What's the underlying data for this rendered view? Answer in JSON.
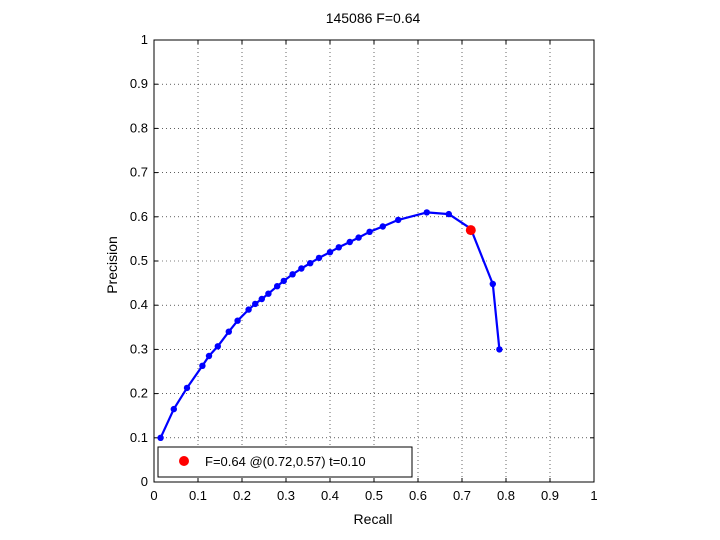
{
  "chart_data": {
    "type": "line",
    "title": "145086 F=0.64",
    "xlabel": "Recall",
    "ylabel": "Precision",
    "xlim": [
      0,
      1
    ],
    "ylim": [
      0,
      1
    ],
    "xticks": [
      "0",
      "0.1",
      "0.2",
      "0.3",
      "0.4",
      "0.5",
      "0.6",
      "0.7",
      "0.8",
      "0.9",
      "1"
    ],
    "yticks": [
      "0",
      "0.1",
      "0.2",
      "0.3",
      "0.4",
      "0.5",
      "0.6",
      "0.7",
      "0.8",
      "0.9",
      "1"
    ],
    "grid": true,
    "legend_position": "bottom-left",
    "colors": {
      "curve": "#0000ff",
      "best": "#ff0000"
    },
    "series": [
      {
        "values": [
          [
            0.015,
            0.1
          ],
          [
            0.045,
            0.165
          ],
          [
            0.075,
            0.213
          ],
          [
            0.11,
            0.263
          ],
          [
            0.125,
            0.285
          ],
          [
            0.145,
            0.307
          ],
          [
            0.17,
            0.34
          ],
          [
            0.19,
            0.365
          ],
          [
            0.215,
            0.39
          ],
          [
            0.23,
            0.403
          ],
          [
            0.245,
            0.414
          ],
          [
            0.26,
            0.426
          ],
          [
            0.28,
            0.443
          ],
          [
            0.295,
            0.455
          ],
          [
            0.315,
            0.47
          ],
          [
            0.335,
            0.483
          ],
          [
            0.355,
            0.495
          ],
          [
            0.375,
            0.507
          ],
          [
            0.4,
            0.52
          ],
          [
            0.42,
            0.531
          ],
          [
            0.445,
            0.543
          ],
          [
            0.465,
            0.553
          ],
          [
            0.49,
            0.566
          ],
          [
            0.52,
            0.578
          ],
          [
            0.555,
            0.593
          ],
          [
            0.62,
            0.61
          ],
          [
            0.67,
            0.606
          ],
          [
            0.72,
            0.573
          ],
          [
            0.77,
            0.448
          ],
          [
            0.785,
            0.3
          ]
        ]
      }
    ],
    "best_point": {
      "recall": 0.72,
      "precision": 0.57,
      "label": "F=0.64 @(0.72,0.57) t=0.10"
    }
  }
}
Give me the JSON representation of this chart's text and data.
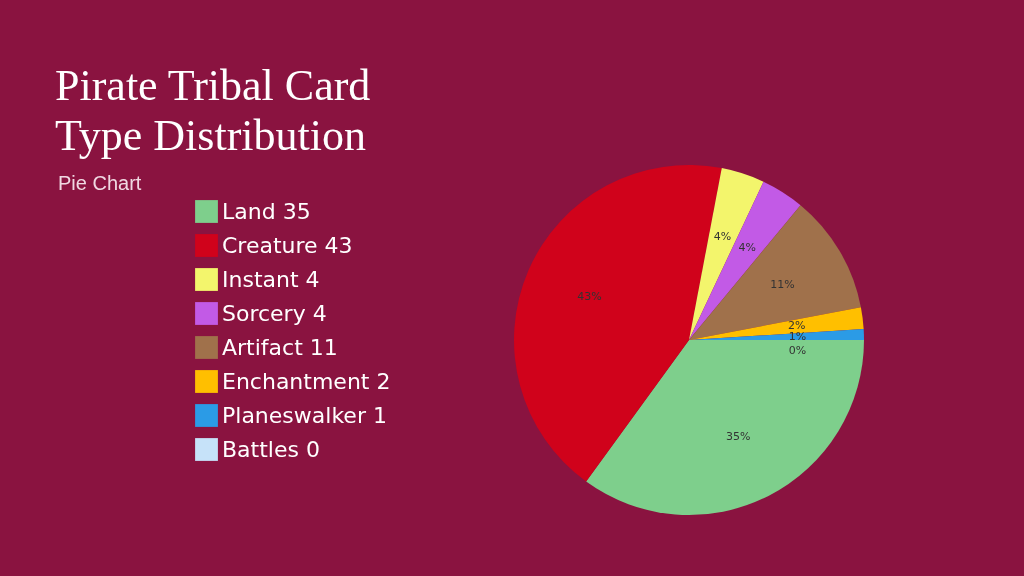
{
  "chart_data": {
    "type": "pie",
    "title": "Pirate Tribal Card\nType Distribution",
    "subtitle": "Pie Chart",
    "categories": [
      "Land 35",
      "Creature 43",
      "Instant 4",
      "Sorcery 4",
      "Artifact 11",
      "Enchantment 2",
      "Planeswalker 1",
      "Battles 0"
    ],
    "values": [
      35,
      43,
      4,
      4,
      11,
      2,
      1,
      0
    ],
    "colors": [
      "#7ecf8c",
      "#d0021b",
      "#f3f56c",
      "#c25ae6",
      "#a0714b",
      "#ffbf00",
      "#2b9be6",
      "#c6e2f9"
    ],
    "value_labels": [
      "35%",
      "43%",
      "4%",
      "4%",
      "11%",
      "2%",
      "1%",
      "0%"
    ],
    "legend": "left"
  }
}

####################

Written request — Can you quote exactly, and only, the lines from the one containing "Give me the" through the last line of the records above, keeping both ends and leaving out any pictures?

Answer to this exercise —
Give me the JSON representation of this chart's text and data.
{
  "chart_data": {
    "type": "pie",
    "title": "Pirate Tribal Card\nType Distribution",
    "subtitle": "Pie Chart",
    "categories": [
      "Land 35",
      "Creature 43",
      "Instant 4",
      "Sorcery 4",
      "Artifact 11",
      "Enchantment 2",
      "Planeswalker 1",
      "Battles 0"
    ],
    "values": [
      35,
      43,
      4,
      4,
      11,
      2,
      1,
      0
    ],
    "colors": [
      "#7ecf8c",
      "#d0021b",
      "#f3f56c",
      "#c25ae6",
      "#a0714b",
      "#ffbf00",
      "#2b9be6",
      "#c6e2f9"
    ],
    "value_labels": [
      "35%",
      "43%",
      "4%",
      "4%",
      "11%",
      "2%",
      "1%",
      "0%"
    ],
    "legend": "left"
  }
}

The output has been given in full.